▶ [WHAT IS REQUIRED]
Below are some records; reproduce every one of them exactly.

— Begin ENTRIES —

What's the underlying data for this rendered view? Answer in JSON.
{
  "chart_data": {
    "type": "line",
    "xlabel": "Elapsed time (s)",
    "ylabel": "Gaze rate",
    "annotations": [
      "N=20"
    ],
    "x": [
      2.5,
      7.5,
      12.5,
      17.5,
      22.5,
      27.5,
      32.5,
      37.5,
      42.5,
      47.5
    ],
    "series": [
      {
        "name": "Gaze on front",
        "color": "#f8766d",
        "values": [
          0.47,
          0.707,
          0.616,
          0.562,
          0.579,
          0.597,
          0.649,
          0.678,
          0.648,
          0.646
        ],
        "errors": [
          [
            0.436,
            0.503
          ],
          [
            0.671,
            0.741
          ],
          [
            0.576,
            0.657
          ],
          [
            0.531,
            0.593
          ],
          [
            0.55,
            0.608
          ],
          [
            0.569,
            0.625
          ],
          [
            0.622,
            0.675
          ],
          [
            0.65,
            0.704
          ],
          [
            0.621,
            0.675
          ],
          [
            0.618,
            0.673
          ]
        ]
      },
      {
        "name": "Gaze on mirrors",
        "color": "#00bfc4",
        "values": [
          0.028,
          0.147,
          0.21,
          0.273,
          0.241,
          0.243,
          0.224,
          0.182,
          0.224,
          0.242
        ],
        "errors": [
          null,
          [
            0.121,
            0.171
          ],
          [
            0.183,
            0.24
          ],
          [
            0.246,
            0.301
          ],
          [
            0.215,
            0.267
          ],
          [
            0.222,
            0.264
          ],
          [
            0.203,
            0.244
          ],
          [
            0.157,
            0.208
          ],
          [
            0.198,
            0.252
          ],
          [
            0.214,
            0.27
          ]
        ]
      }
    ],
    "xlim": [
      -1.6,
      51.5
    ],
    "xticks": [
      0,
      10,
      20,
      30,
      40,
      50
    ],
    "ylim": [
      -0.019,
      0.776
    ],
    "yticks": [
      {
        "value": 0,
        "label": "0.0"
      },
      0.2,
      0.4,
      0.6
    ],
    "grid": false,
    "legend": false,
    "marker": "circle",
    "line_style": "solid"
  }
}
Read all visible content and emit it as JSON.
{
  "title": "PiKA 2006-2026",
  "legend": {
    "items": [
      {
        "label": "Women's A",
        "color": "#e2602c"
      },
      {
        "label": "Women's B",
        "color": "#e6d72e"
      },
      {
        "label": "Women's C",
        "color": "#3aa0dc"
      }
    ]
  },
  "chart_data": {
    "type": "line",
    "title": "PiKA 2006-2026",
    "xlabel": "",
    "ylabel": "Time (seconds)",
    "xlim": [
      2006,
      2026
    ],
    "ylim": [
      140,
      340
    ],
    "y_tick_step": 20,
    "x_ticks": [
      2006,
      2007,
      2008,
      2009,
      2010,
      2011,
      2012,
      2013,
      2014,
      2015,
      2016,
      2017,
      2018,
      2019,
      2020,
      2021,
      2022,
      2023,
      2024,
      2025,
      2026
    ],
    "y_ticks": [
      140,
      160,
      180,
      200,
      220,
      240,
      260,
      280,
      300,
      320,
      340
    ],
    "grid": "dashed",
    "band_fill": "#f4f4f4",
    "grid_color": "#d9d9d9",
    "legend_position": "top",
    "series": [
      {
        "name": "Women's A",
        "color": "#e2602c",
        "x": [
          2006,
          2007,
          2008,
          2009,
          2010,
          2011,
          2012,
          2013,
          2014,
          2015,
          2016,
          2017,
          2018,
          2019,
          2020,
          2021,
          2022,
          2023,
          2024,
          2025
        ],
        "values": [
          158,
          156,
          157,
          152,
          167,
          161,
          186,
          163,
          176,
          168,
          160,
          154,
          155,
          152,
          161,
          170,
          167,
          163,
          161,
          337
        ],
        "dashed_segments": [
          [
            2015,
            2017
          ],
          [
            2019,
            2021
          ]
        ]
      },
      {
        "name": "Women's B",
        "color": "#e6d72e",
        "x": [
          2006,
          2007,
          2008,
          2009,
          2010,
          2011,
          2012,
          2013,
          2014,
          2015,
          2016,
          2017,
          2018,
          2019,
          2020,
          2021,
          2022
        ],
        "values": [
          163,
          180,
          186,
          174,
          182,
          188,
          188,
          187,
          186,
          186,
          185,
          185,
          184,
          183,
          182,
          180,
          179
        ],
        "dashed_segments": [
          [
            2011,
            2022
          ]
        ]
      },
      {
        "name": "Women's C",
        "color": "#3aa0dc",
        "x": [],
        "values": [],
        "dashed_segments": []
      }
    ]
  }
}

— End ENTRIES —

▶ [RESULT FOR THIS TASK]
What's the underlying data for this rendered view? Answer in JSON.
{
  "chart_data": {
    "type": "line",
    "xlabel": "Elapsed time (s)",
    "ylabel": "Gaze rate",
    "annotations": [
      "N=20"
    ],
    "x": [
      2.5,
      7.5,
      12.5,
      17.5,
      22.5,
      27.5,
      32.5,
      37.5,
      42.5,
      47.5
    ],
    "series": [
      {
        "name": "Gaze on front",
        "color": "#f8766d",
        "values": [
          0.47,
          0.707,
          0.616,
          0.562,
          0.579,
          0.597,
          0.649,
          0.678,
          0.648,
          0.646
        ],
        "errors": [
          [
            0.436,
            0.503
          ],
          [
            0.671,
            0.741
          ],
          [
            0.576,
            0.657
          ],
          [
            0.531,
            0.593
          ],
          [
            0.55,
            0.608
          ],
          [
            0.569,
            0.625
          ],
          [
            0.622,
            0.675
          ],
          [
            0.65,
            0.704
          ],
          [
            0.621,
            0.675
          ],
          [
            0.618,
            0.673
          ]
        ]
      },
      {
        "name": "Gaze on mirrors",
        "color": "#00bfc4",
        "values": [
          0.028,
          0.147,
          0.21,
          0.273,
          0.241,
          0.243,
          0.224,
          0.182,
          0.224,
          0.242
        ],
        "errors": [
          null,
          [
            0.121,
            0.171
          ],
          [
            0.183,
            0.24
          ],
          [
            0.246,
            0.301
          ],
          [
            0.215,
            0.267
          ],
          [
            0.222,
            0.264
          ],
          [
            0.203,
            0.244
          ],
          [
            0.157,
            0.208
          ],
          [
            0.198,
            0.252
          ],
          [
            0.214,
            0.27
          ]
        ]
      }
    ],
    "xlim": [
      -1.6,
      51.5
    ],
    "xticks": [
      0,
      10,
      20,
      30,
      40,
      50
    ],
    "ylim": [
      -0.019,
      0.776
    ],
    "yticks": [
      {
        "value": 0,
        "label": "0.0"
      },
      0.2,
      0.4,
      0.6
    ],
    "grid": false,
    "legend": false,
    "marker": "circle",
    "line_style": "solid"
  }
}
Read all visible content and emit it as JSON.
{
  "title": "PiKA 2006-2026",
  "legend": {
    "items": [
      {
        "label": "Women's A",
        "color": "#e2602c"
      },
      {
        "label": "Women's B",
        "color": "#e6d72e"
      },
      {
        "label": "Women's C",
        "color": "#3aa0dc"
      }
    ]
  },
  "chart_data": {
    "type": "line",
    "title": "PiKA 2006-2026",
    "xlabel": "",
    "ylabel": "Time (seconds)",
    "xlim": [
      2006,
      2026
    ],
    "ylim": [
      140,
      340
    ],
    "y_tick_step": 20,
    "x_ticks": [
      2006,
      2007,
      2008,
      2009,
      2010,
      2011,
      2012,
      2013,
      2014,
      2015,
      2016,
      2017,
      2018,
      2019,
      2020,
      2021,
      2022,
      2023,
      2024,
      2025,
      2026
    ],
    "y_ticks": [
      140,
      160,
      180,
      200,
      220,
      240,
      260,
      280,
      300,
      320,
      340
    ],
    "grid": "dashed",
    "band_fill": "#f4f4f4",
    "grid_color": "#d9d9d9",
    "legend_position": "top",
    "series": [
      {
        "name": "Women's A",
        "color": "#e2602c",
        "x": [
          2006,
          2007,
          2008,
          2009,
          2010,
          2011,
          2012,
          2013,
          2014,
          2015,
          2016,
          2017,
          2018,
          2019,
          2020,
          2021,
          2022,
          2023,
          2024,
          2025
        ],
        "values": [
          158,
          156,
          157,
          152,
          167,
          161,
          186,
          163,
          176,
          168,
          160,
          154,
          155,
          152,
          161,
          170,
          167,
          163,
          161,
          337
        ],
        "dashed_segments": [
          [
            2015,
            2017
          ],
          [
            2019,
            2021
          ]
        ]
      },
      {
        "name": "Women's B",
        "color": "#e6d72e",
        "x": [
          2006,
          2007,
          2008,
          2009,
          2010,
          2011,
          2012,
          2013,
          2014,
          2015,
          2016,
          2017,
          2018,
          2019,
          2020,
          2021,
          2022
        ],
        "values": [
          163,
          180,
          186,
          174,
          182,
          188,
          188,
          187,
          186,
          186,
          185,
          185,
          184,
          183,
          182,
          180,
          179
        ],
        "dashed_segments": [
          [
            2011,
            2022
          ]
        ]
      },
      {
        "name": "Women's C",
        "color": "#3aa0dc",
        "x": [],
        "values": [],
        "dashed_segments": []
      }
    ]
  }
}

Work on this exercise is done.